Set out every line bearing the string "Never".

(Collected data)
____

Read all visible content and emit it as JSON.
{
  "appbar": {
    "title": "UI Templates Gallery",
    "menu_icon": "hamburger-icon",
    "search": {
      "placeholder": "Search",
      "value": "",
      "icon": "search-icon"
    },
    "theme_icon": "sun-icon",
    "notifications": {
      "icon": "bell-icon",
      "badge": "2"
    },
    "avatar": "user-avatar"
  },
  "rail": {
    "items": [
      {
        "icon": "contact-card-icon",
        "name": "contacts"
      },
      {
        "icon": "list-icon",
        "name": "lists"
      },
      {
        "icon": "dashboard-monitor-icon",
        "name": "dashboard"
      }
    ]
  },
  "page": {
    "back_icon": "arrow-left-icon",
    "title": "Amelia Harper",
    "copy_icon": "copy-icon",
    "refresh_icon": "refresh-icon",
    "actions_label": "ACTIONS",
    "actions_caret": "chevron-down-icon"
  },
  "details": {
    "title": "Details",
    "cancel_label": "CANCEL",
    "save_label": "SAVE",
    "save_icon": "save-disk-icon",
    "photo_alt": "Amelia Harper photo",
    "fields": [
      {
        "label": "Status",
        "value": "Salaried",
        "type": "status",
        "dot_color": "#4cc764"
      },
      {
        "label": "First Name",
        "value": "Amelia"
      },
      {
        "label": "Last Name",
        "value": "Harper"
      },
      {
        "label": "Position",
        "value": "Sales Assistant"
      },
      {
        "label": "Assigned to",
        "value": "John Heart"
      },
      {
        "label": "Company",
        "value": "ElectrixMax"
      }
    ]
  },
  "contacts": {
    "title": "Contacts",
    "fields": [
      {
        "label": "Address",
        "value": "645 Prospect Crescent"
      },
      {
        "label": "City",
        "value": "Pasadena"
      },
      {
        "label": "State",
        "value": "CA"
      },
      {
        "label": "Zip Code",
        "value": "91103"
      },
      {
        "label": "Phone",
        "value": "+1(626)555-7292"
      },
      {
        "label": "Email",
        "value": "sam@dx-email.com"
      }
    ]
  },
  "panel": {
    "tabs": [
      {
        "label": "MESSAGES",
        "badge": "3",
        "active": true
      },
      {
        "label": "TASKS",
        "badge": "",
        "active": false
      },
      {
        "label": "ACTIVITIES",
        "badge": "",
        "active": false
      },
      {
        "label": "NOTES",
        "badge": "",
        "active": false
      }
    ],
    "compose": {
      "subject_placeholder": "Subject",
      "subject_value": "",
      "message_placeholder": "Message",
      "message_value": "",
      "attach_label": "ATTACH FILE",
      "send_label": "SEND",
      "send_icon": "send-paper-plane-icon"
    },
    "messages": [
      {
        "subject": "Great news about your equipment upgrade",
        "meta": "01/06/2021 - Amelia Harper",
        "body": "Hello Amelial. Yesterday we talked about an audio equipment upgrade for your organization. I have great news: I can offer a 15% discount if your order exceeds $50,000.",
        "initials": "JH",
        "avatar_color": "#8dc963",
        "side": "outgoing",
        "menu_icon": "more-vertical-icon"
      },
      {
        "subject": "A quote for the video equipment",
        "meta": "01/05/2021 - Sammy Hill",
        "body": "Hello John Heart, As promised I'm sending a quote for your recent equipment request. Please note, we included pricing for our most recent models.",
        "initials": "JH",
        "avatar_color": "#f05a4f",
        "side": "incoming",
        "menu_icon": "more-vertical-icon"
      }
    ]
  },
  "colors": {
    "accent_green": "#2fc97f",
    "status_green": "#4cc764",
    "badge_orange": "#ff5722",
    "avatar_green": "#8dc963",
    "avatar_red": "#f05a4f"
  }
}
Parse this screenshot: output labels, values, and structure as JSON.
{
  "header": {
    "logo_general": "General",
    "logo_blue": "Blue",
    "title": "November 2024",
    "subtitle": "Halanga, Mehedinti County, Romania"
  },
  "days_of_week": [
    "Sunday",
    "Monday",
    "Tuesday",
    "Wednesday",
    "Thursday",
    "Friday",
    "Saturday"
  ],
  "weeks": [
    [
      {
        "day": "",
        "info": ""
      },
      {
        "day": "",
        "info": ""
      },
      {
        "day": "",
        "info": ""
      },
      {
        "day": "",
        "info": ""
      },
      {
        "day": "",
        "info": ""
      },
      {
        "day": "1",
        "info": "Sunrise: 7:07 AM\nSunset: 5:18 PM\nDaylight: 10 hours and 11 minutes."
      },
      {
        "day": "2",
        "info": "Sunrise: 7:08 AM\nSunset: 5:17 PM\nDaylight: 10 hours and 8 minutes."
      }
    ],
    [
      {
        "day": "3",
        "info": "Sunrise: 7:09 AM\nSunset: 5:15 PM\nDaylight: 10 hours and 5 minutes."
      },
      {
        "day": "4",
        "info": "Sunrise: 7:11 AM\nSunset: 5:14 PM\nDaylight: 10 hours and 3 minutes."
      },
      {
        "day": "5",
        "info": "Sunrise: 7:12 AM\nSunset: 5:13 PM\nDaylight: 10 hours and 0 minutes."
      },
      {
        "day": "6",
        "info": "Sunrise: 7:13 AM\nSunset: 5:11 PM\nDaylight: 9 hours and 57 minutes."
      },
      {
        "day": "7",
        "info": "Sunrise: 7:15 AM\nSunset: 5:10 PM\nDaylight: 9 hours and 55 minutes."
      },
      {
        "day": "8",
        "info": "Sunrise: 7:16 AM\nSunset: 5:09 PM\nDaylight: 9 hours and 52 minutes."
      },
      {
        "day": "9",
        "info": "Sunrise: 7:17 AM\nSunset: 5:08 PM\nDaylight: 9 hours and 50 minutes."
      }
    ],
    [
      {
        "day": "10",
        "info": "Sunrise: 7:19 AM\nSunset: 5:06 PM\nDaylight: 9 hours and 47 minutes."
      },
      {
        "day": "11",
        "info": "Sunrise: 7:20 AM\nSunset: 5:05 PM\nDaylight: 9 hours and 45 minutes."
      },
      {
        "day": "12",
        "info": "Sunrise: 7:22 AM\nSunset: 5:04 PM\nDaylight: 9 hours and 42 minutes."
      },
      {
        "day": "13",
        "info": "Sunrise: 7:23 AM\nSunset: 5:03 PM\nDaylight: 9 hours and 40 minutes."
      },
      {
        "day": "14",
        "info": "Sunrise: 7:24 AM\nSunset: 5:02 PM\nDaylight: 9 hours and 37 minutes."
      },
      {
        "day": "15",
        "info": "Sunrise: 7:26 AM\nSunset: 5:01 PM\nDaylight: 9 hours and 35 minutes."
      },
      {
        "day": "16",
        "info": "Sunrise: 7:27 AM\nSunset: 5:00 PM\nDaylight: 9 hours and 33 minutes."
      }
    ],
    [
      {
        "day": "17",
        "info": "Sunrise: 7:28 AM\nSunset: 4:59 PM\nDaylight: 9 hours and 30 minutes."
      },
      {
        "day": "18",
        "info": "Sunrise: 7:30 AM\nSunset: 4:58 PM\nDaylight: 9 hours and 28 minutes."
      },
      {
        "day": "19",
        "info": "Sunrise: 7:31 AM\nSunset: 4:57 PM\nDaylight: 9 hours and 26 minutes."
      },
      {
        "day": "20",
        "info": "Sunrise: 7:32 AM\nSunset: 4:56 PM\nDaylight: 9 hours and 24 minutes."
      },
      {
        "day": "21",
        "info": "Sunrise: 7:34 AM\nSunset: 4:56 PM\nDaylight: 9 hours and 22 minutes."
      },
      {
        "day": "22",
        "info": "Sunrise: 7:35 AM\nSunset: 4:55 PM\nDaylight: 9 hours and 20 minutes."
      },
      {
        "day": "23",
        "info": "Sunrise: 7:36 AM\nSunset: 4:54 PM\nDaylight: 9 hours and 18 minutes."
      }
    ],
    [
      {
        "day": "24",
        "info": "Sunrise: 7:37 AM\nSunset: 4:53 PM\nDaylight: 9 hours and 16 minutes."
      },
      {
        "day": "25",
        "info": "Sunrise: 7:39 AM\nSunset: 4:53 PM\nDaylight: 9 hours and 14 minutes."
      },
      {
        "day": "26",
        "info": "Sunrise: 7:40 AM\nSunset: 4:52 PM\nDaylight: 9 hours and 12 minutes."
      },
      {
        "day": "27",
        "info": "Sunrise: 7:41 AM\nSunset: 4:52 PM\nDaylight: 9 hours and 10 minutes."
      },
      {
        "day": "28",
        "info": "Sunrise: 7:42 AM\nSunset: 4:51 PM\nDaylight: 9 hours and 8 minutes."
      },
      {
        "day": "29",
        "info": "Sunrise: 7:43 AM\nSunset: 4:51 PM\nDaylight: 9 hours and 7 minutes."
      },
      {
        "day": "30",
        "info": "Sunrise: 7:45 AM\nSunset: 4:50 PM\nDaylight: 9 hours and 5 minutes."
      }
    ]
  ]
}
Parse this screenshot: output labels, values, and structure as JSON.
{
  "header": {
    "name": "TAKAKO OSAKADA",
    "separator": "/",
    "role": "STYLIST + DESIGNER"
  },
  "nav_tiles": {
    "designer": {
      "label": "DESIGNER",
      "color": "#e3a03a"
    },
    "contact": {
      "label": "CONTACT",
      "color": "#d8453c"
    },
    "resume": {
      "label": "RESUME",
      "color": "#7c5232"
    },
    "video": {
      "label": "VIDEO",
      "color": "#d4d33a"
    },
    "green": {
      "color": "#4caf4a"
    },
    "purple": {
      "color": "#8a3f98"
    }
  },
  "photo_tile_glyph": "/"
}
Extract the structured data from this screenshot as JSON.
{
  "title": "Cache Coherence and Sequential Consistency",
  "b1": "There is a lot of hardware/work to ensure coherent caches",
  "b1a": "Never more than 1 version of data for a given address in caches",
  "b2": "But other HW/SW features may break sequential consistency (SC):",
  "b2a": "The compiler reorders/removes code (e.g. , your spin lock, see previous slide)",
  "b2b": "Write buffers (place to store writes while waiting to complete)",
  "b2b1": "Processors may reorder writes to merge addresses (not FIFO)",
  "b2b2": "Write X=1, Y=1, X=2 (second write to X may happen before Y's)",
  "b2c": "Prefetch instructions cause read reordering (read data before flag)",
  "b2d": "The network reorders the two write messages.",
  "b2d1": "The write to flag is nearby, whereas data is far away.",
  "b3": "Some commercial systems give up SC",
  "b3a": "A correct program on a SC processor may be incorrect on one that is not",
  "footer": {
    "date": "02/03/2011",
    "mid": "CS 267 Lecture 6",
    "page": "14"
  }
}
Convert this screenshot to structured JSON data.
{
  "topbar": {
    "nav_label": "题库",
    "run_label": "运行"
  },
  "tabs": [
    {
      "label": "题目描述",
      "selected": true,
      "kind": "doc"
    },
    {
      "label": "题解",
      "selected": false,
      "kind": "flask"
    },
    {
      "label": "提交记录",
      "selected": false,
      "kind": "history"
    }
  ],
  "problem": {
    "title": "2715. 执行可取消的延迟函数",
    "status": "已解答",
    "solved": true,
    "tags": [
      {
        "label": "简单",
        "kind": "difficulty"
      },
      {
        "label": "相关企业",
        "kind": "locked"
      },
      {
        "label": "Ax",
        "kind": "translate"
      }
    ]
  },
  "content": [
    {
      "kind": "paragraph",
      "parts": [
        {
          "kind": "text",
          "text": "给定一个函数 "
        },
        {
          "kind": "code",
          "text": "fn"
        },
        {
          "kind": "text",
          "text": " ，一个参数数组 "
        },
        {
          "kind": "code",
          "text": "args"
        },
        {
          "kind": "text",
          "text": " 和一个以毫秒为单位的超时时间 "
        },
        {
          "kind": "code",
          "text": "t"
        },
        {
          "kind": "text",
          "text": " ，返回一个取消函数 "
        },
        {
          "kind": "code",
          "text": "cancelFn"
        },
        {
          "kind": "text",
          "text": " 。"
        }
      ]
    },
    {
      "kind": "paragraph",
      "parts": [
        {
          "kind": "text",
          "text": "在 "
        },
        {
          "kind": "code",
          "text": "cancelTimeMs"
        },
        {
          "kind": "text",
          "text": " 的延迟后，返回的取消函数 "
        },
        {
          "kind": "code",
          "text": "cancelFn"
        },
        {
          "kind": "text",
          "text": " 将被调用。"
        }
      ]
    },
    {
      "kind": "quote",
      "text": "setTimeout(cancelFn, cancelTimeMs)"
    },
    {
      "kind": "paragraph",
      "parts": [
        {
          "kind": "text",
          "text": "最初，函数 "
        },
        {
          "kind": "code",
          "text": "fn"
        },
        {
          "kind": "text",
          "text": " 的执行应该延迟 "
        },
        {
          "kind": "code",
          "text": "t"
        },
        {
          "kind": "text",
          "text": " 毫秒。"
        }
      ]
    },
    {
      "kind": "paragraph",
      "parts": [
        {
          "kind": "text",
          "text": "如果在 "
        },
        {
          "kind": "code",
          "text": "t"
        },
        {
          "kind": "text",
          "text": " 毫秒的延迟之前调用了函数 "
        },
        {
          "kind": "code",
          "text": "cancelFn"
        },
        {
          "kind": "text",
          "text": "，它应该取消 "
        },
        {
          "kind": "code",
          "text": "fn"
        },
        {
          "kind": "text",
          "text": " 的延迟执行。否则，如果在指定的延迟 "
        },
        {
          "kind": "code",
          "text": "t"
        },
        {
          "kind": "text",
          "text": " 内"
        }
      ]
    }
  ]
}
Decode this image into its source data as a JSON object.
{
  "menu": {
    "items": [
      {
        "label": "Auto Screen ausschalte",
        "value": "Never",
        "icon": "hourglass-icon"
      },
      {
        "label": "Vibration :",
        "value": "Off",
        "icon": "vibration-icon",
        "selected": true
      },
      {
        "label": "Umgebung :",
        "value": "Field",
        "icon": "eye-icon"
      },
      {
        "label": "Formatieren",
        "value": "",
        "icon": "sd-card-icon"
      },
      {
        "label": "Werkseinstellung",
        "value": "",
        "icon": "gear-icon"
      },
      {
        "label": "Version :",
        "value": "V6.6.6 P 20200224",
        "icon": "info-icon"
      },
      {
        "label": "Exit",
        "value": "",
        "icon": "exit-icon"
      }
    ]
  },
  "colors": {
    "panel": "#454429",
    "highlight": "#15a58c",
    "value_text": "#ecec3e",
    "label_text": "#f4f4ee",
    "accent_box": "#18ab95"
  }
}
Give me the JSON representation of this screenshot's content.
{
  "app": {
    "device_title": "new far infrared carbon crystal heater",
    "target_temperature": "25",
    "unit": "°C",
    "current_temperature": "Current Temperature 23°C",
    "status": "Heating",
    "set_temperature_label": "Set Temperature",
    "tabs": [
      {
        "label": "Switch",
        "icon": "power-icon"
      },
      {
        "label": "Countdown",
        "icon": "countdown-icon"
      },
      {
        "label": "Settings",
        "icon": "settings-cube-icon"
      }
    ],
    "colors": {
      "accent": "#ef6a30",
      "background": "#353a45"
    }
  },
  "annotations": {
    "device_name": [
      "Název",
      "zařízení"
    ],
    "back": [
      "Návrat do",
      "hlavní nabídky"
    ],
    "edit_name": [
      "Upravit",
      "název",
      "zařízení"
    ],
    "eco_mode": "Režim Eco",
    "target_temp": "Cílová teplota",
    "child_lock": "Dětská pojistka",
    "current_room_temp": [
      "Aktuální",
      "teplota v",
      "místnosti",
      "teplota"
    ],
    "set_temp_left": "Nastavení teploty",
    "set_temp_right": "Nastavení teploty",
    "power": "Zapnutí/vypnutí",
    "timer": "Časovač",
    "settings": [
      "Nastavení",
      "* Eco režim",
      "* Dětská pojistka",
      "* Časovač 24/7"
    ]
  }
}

____

OUTPUT OF THE TASK:
  "b1a": "Never more than 1 version of data for a given address in caches",
        "value": "Never",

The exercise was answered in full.